— START OF DATA SECTION —
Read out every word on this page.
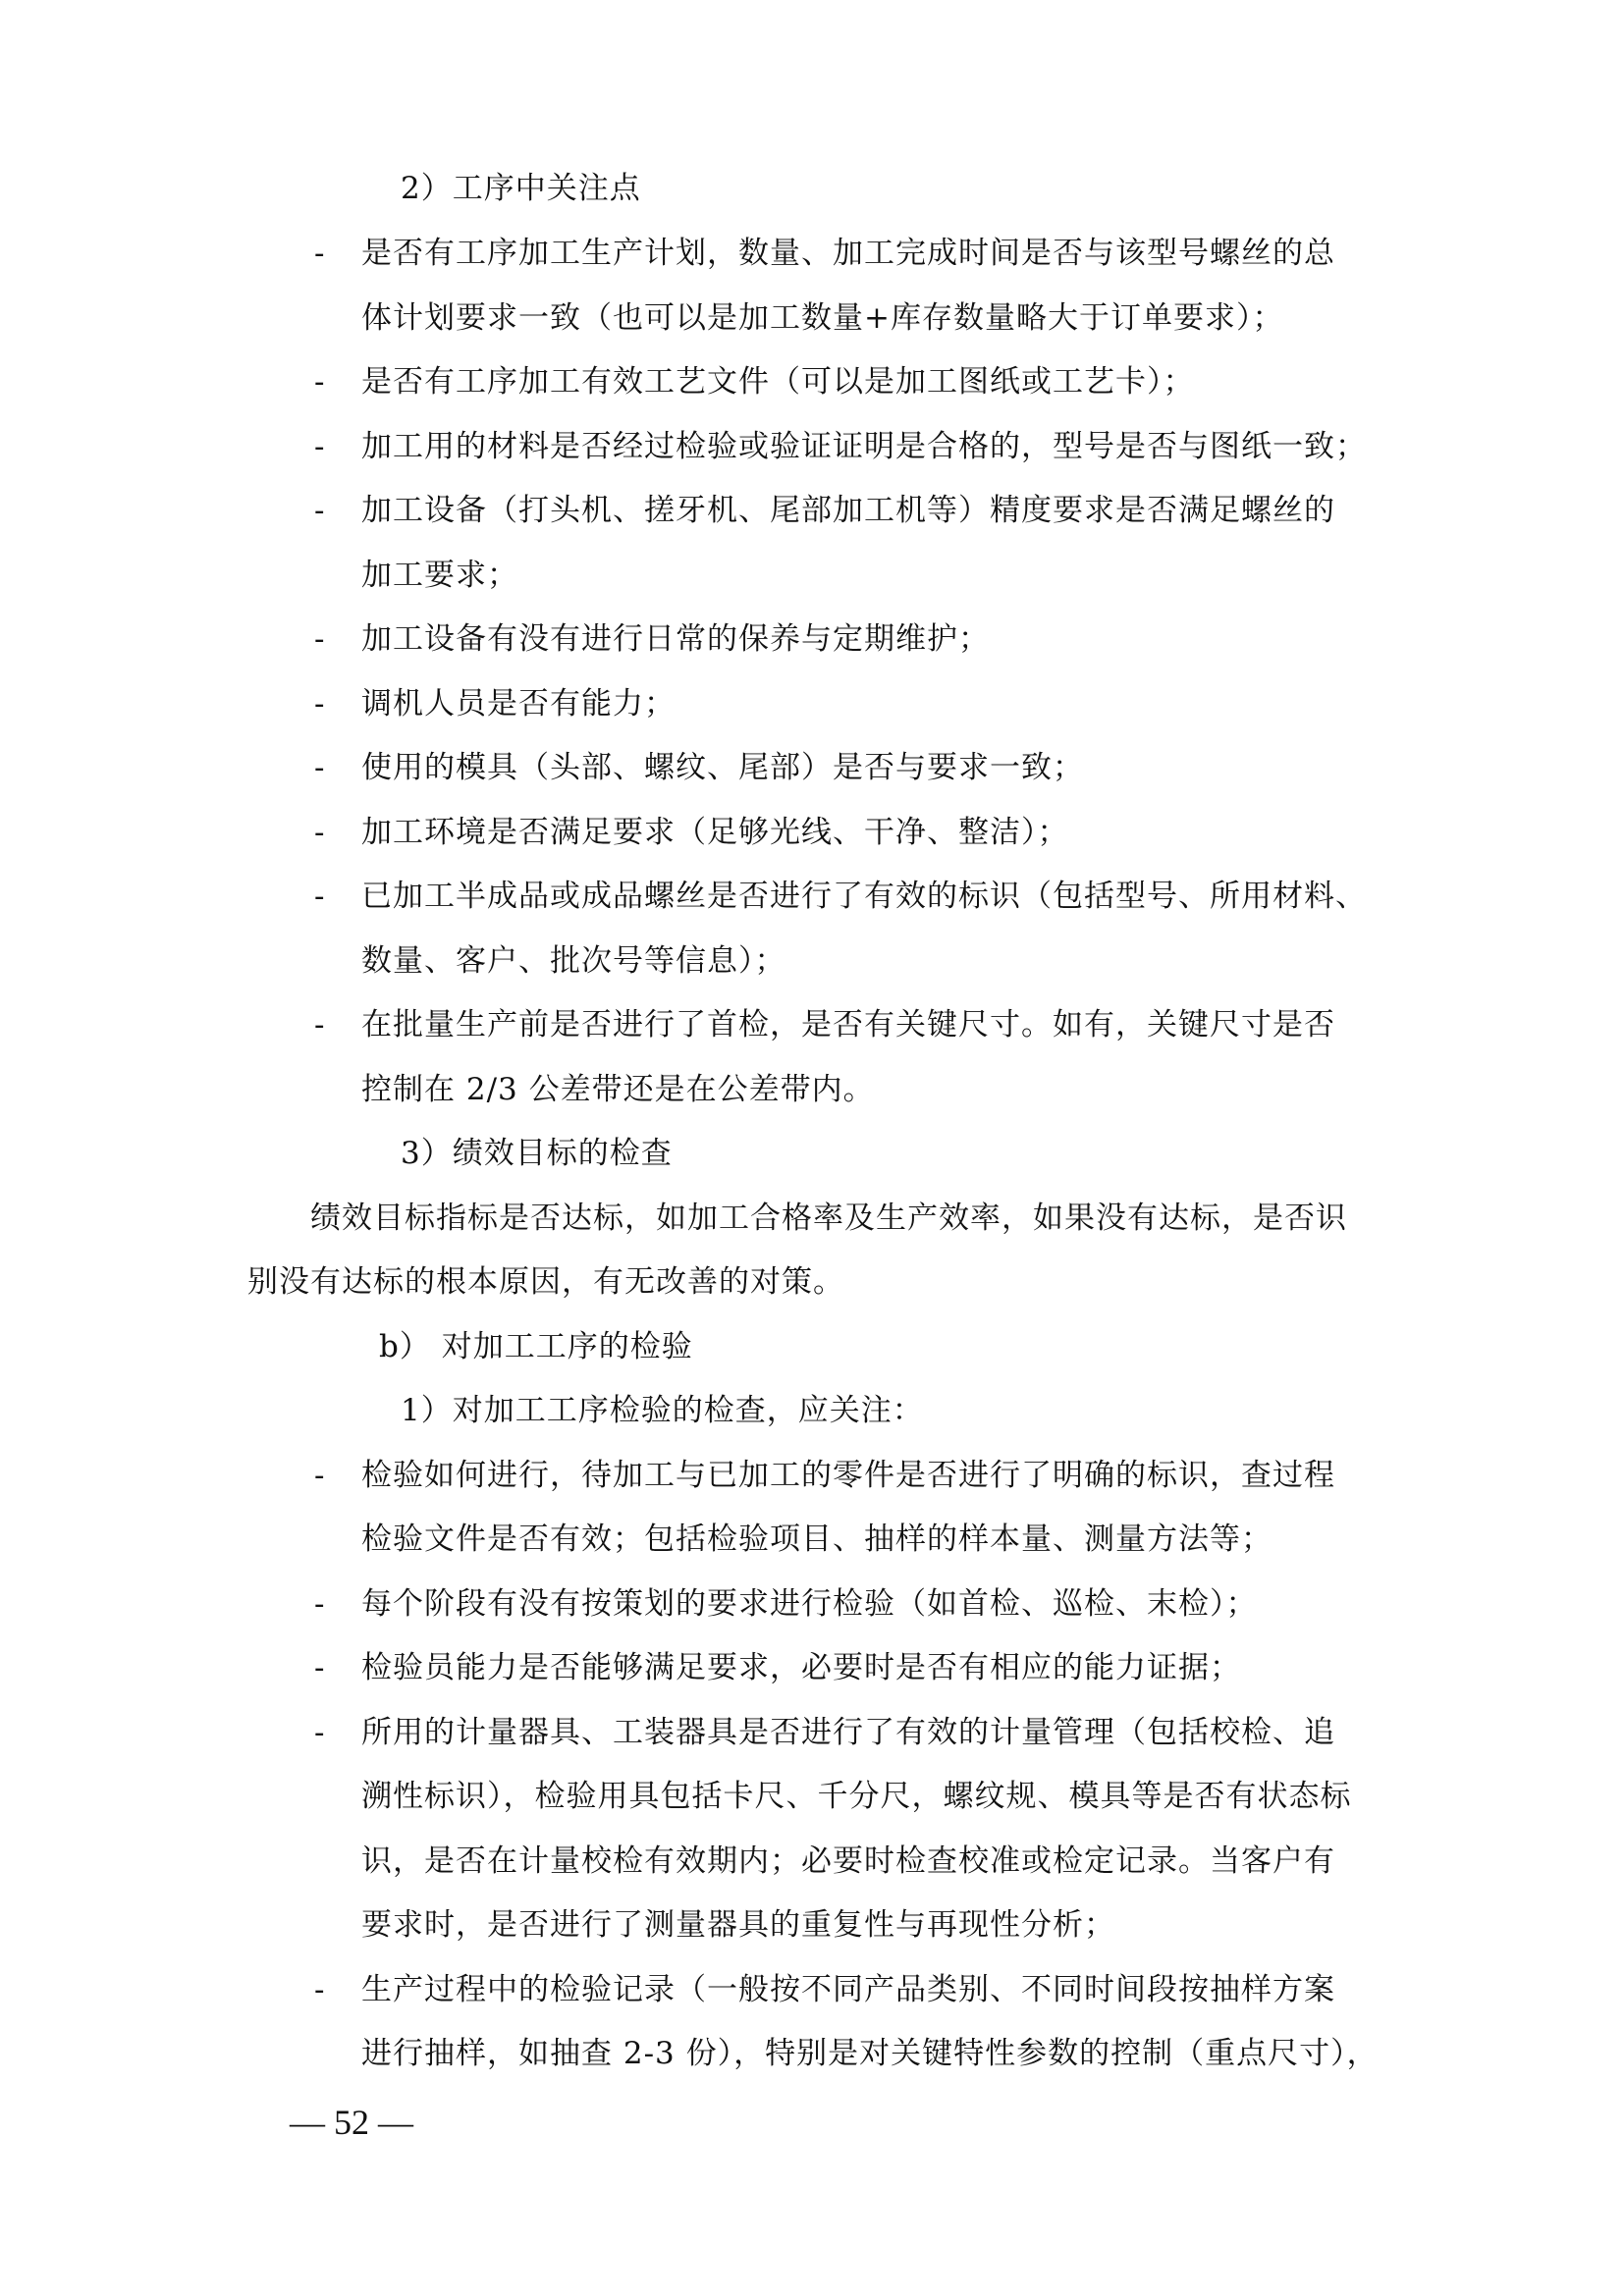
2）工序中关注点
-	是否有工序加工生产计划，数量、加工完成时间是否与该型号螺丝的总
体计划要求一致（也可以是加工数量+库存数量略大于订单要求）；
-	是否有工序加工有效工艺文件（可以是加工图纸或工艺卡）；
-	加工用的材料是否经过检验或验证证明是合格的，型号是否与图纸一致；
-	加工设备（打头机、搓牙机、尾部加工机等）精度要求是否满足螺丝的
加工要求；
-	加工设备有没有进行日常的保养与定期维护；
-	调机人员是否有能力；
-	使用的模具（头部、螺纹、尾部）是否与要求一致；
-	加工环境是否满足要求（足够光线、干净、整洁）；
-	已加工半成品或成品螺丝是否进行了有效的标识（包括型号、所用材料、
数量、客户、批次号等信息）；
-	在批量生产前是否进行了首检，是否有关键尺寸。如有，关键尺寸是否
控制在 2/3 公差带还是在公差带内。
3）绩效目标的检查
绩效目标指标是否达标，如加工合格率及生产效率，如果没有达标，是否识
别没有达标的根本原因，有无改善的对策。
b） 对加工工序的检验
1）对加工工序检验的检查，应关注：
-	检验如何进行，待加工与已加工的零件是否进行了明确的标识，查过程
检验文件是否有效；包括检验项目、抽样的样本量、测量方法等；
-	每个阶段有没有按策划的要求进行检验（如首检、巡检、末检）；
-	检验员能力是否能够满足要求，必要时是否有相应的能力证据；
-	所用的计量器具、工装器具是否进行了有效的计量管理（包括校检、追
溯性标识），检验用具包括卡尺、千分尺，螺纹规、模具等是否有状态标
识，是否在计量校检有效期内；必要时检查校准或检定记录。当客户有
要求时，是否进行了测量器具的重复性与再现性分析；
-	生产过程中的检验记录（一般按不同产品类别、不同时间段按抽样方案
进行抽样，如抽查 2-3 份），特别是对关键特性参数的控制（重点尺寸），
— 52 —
— END OF DATA SECTION —
— START OF DATA SECTION —
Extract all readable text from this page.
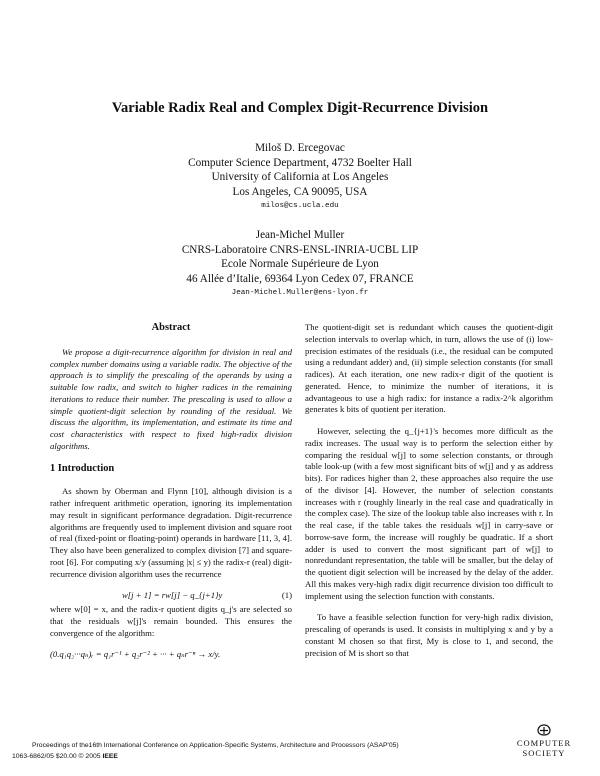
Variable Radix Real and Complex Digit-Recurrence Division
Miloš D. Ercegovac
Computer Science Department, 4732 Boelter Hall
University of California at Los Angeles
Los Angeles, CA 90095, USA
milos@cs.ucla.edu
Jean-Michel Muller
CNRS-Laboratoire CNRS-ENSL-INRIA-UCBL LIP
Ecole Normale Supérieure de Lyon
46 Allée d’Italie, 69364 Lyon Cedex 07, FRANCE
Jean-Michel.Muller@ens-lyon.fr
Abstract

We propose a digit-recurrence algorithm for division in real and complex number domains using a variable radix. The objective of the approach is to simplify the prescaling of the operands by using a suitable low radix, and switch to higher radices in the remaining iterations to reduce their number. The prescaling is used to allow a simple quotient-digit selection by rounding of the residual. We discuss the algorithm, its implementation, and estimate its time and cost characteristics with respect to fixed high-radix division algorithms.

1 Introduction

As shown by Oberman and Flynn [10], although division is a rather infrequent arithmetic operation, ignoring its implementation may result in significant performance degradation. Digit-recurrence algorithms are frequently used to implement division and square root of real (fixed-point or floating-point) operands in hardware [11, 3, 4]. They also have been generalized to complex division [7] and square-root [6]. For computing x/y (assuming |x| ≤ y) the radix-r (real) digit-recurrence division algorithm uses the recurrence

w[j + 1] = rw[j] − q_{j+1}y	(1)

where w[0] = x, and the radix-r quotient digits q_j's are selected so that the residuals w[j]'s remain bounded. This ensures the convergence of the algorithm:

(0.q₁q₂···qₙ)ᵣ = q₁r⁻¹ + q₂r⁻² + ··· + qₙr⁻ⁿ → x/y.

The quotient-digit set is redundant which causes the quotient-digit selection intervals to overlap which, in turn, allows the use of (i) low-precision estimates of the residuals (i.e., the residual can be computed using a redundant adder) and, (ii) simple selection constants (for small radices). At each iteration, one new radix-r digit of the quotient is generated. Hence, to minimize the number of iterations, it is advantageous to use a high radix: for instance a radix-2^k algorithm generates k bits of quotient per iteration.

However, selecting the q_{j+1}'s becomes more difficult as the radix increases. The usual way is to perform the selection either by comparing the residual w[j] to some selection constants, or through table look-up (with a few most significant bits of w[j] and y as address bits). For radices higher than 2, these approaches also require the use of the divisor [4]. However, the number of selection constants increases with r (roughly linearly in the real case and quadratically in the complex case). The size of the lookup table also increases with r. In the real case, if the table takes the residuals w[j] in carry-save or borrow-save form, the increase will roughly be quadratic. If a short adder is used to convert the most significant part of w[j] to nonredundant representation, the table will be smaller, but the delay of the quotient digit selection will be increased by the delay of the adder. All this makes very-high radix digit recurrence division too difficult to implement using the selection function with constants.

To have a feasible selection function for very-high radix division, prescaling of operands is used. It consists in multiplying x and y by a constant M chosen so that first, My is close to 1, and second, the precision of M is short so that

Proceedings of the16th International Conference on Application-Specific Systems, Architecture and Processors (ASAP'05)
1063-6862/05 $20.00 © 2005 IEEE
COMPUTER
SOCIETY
— END OF DATA SECTION —
PROBLEM TO WORK ON
State how many lines in the records above contain the word "Angeles", and give only that number.

WRITTEN RESPONSE
2